The Dinner Table

Image courtesy of nuttakit at FreeDigitalPhotos.net

Image courtesy of nuttakit at FreeDigitalPhotos.net

Eating dinner with my family is one of my favorite times of the day.  I have so many memories and associations with the dinner table.  I think of family, food and sharing when I think of our dinner table. Yet the process to get there, actually making dinner and getting it onto the table, is often one of the least satisfying parts of my day.  I can get stressed and irritable getting dinner on the table for myself, my son and husband.  I can easily let myself think about it as a chore or burden and let my tiredness get in the way of making dinner just to make dinner.  Instead I make it in an irritable rush, just to get it done.

(Stored data entries)
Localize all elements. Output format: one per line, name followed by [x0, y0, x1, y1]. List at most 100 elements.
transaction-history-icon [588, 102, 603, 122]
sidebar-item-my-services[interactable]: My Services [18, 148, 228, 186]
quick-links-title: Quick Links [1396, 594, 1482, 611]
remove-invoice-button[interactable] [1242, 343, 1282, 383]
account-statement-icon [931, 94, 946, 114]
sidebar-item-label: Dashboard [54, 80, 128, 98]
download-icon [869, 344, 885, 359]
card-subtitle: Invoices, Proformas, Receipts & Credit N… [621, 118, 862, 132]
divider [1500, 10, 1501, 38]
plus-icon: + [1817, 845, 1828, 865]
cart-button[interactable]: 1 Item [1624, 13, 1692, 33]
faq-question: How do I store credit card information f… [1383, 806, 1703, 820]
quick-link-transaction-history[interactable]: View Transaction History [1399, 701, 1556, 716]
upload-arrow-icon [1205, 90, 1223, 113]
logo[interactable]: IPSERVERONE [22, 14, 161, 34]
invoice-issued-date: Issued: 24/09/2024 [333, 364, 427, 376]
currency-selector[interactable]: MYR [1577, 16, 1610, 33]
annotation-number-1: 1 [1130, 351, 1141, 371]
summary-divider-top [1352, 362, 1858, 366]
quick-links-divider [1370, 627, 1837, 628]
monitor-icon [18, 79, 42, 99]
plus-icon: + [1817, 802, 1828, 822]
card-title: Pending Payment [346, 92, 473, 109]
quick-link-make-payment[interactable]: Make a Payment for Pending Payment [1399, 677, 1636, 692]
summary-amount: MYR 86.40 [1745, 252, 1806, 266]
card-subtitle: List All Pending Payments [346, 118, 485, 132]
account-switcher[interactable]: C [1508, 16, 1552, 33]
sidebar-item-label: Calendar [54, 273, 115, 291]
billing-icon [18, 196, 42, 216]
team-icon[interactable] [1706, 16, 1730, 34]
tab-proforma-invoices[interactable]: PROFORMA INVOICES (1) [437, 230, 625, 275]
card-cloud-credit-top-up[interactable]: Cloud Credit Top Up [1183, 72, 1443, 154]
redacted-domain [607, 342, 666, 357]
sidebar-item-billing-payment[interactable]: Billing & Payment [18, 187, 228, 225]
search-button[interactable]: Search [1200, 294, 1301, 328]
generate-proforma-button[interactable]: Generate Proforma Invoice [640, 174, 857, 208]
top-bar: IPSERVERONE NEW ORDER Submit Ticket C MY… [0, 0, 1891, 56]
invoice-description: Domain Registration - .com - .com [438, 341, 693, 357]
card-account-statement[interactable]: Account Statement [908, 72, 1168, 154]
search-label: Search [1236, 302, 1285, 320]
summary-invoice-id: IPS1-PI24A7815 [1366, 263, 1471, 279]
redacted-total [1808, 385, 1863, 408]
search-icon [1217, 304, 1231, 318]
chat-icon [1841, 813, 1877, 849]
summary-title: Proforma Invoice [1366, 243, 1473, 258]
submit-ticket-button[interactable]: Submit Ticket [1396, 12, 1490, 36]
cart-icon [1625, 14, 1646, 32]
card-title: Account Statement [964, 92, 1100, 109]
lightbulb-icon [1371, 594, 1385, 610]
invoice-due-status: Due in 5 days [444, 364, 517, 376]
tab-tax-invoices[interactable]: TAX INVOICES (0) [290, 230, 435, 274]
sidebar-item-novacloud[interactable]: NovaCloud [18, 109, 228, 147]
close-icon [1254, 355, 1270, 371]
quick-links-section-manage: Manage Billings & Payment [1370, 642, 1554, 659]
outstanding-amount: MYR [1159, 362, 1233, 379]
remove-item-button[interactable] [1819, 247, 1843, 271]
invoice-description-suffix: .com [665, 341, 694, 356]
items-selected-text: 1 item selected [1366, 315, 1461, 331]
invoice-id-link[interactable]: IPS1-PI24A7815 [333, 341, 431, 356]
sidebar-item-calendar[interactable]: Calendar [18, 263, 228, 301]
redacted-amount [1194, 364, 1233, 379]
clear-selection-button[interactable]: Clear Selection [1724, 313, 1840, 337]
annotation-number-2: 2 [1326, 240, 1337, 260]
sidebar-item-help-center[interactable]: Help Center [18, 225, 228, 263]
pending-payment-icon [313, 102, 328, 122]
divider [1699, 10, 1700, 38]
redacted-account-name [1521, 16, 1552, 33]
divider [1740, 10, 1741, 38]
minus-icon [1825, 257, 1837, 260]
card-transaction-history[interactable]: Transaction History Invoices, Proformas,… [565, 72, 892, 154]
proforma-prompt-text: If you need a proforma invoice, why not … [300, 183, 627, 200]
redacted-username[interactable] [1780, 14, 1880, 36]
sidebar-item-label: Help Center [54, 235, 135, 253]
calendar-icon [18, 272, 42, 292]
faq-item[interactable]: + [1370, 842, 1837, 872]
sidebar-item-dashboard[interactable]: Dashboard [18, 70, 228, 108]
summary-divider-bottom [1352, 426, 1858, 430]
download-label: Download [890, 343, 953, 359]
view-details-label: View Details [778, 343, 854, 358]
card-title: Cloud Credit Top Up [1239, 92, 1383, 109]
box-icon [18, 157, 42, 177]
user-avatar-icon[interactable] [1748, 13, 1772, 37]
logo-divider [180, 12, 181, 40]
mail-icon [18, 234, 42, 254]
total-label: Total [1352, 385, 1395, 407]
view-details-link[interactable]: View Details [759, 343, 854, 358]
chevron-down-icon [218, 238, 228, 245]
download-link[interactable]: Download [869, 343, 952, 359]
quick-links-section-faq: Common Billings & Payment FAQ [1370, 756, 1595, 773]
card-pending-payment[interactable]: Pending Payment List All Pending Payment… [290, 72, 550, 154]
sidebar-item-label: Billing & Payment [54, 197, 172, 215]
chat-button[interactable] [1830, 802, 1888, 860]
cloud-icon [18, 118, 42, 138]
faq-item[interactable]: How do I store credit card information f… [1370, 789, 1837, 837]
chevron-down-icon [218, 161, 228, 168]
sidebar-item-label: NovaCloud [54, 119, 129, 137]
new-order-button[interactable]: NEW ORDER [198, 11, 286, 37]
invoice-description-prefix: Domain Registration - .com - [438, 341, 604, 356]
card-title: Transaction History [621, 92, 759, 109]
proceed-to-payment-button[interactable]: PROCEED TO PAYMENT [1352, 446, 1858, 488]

◆ What you are asked to do
Reproduce the dinner table text from "Eating dinner with" up to and including "get it done.". These lines were taken from a separate source.

◆ Answer section
Eating dinner with my family is one of my favorite times of the day.  I have so many memories and associations with the dinner table.  I think of family, food and sharing when I think of our dinner table. Yet the process to get there, actually making dinner and getting it onto the table, is often one of the least satisfying parts of my day.  I can get stressed and irritable getting dinner on the table for myself, my son and husband.  I can easily let myself think about it as a chore or burden and let my tiredness get in the way of making dinner just to make dinner.  Instead I make it in an irritable rush, just to get it done.